* [Trecho da fonte]
• • • • • • •

O ministro Alexandre de Moraes decidiu estender o prazo para que o governador Cláudio Castro encaminhe os laudos referentes à operação policial realizada no Rio de Janeiro. A medida foi tomada após o Estado solicitar mais tempo para reunir as informações técnicas exigidas pelo Supremo Tribunal Federal. A prorrogação permite que a documentação seja concluída de forma mais detalhada.
A operação, que ganhou destaque nacional, levou o STF a pedir esclarecimentos sobre procedimentos adotados, critérios de planejamento e resultados obtidos. Para Moraes, a apresentação dos laudos é essencial para avaliar se as ações seguiram as diretrizes estabelecidas pelo tribunal, principalmente no que diz respeito ao uso proporcional da força e à proteção de moradores das comunidades afetadas.
O governo do Rio afirmou que a elaboração dos laudos envolve diferentes equipes técnicas e órgãos de segurança, o que justificaria a necessidade de mais tempo. Segundo fontes do Palácio Guanabara, o material reunido busca oferecer um panorama completo da operação, desde a preparação até sua execução, incluindo registros internos e relatórios balísticos.
A decisão de Moraes mantém a cobrança por transparência e reforça a preocupação do STF com o controle das operações policiais em áreas sensíveis. Nos últimos anos, a Corte tem monitorado de perto ações no Rio, especialmente após episódios com elevado número de vítimas, o que motivou a criação de protocolos mais rígidos.
Com o novo prazo, a expectativa é que o governo estadual finalize os documentos de forma mais consistente, evitando falhas que possam comprometer a avaliação do Supremo. A entrega dos laudos deve permitir que a Corte avance na análise sobre a regularidade da operação e eventuais responsabilidades.
A prorrogação também movimenta o cenário político fluminense, já que o tema envolve segurança pública, responsabilidade institucional e cobrança por resultados. O desfecho da análise do STF poderá influenciar debates futuros sobre o modelo de atuação das forças policiais no Rio de Janeiro.

• • • • • • •

* [Dados da fonte]
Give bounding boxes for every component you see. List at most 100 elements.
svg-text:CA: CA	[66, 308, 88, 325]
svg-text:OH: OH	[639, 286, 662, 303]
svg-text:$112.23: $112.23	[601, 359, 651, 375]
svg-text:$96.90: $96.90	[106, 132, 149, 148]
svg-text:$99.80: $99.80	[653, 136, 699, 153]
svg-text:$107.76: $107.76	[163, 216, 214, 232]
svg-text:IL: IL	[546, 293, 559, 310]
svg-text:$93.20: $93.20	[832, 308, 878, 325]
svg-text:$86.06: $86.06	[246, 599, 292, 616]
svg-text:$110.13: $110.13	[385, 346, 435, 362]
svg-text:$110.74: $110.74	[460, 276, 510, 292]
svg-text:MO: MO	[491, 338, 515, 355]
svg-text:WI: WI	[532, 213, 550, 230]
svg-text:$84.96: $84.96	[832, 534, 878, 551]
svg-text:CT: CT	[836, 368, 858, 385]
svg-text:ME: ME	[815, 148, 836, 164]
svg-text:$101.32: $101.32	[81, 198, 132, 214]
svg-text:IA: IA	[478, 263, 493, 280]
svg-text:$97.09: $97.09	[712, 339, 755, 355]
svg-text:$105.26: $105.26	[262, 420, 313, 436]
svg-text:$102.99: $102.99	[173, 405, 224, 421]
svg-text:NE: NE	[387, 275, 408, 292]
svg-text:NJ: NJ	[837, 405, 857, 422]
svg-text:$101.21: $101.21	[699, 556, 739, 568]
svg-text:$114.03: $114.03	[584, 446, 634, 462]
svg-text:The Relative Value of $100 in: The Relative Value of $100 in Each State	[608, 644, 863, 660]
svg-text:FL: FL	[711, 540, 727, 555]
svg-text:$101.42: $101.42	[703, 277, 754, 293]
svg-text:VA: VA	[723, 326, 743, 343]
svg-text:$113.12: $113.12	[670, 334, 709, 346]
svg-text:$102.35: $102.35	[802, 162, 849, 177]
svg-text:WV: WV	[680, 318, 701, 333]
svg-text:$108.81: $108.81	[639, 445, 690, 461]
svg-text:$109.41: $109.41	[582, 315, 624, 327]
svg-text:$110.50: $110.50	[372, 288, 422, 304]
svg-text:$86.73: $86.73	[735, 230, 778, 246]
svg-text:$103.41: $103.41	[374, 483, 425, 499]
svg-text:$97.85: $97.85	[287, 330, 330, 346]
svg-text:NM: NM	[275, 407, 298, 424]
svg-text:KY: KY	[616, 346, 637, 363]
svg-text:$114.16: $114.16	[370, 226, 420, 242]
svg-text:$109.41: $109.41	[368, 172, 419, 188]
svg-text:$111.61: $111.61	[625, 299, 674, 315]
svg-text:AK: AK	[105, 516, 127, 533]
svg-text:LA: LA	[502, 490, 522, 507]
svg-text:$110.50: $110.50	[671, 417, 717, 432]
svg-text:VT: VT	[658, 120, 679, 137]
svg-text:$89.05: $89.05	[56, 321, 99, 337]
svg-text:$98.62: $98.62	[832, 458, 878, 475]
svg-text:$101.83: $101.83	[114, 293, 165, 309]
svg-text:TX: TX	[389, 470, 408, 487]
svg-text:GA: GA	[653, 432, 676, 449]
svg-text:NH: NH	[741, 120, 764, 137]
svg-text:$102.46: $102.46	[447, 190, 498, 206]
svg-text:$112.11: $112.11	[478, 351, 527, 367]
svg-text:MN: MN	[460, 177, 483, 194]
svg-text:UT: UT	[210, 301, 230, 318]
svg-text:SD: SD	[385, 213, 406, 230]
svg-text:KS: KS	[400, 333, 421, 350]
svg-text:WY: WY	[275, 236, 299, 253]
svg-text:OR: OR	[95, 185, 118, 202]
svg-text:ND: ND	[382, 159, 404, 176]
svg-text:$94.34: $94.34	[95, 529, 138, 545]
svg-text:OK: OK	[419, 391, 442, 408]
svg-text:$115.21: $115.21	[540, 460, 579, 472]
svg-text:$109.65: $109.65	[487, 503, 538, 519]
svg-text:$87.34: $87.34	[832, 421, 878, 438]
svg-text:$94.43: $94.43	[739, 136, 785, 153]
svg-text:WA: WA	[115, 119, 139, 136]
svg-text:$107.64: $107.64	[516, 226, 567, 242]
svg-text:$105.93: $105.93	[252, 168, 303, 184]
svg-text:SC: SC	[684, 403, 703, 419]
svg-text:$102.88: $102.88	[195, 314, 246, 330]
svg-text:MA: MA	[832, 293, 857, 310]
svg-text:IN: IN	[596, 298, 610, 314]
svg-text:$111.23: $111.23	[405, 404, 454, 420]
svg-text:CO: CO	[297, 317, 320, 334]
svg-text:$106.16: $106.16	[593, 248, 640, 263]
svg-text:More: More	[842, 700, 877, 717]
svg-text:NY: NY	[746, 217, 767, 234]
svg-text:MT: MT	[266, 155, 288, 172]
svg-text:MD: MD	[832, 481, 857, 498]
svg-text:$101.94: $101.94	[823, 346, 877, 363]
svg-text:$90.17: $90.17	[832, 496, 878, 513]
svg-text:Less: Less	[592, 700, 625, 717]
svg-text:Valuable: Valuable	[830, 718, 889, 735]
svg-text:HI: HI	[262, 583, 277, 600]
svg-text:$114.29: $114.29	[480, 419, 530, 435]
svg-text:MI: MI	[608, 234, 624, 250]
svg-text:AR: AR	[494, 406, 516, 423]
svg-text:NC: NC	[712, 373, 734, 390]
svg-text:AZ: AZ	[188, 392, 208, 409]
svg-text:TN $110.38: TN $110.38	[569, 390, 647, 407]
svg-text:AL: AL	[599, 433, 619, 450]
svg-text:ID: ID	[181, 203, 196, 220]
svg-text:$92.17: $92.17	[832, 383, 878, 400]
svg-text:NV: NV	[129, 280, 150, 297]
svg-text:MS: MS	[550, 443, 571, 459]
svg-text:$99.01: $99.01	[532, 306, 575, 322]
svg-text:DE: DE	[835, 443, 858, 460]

• • • • • • •

* [Tarefas]
1) De acordo com o trecho, que relatórios o material reunido inclui além dos registros internos?
2) Liste todos os pontos sobre os quais, conforme o trecho, o STF pediu esclarecimentos a respeito da operação.
3) Segundo o trecho, por que Moraes considera essencial a apresentação dos laudos? Responda em até três frases.
Baseie-se unicamente no trecho, sem recorrer aos itens.

* [Respostas]
1) Relatórios balísticos.

2) Procedimentos adotados, critérios de planejamento e resultados obtidos.

3) Para Moraes, os laudos são essenciais para avaliar se as ações seguiram as diretrizes estabelecidas pelo tribunal. Isso vale principalmente para o uso proporcional da força e a proteção de moradores das comunidades afetadas.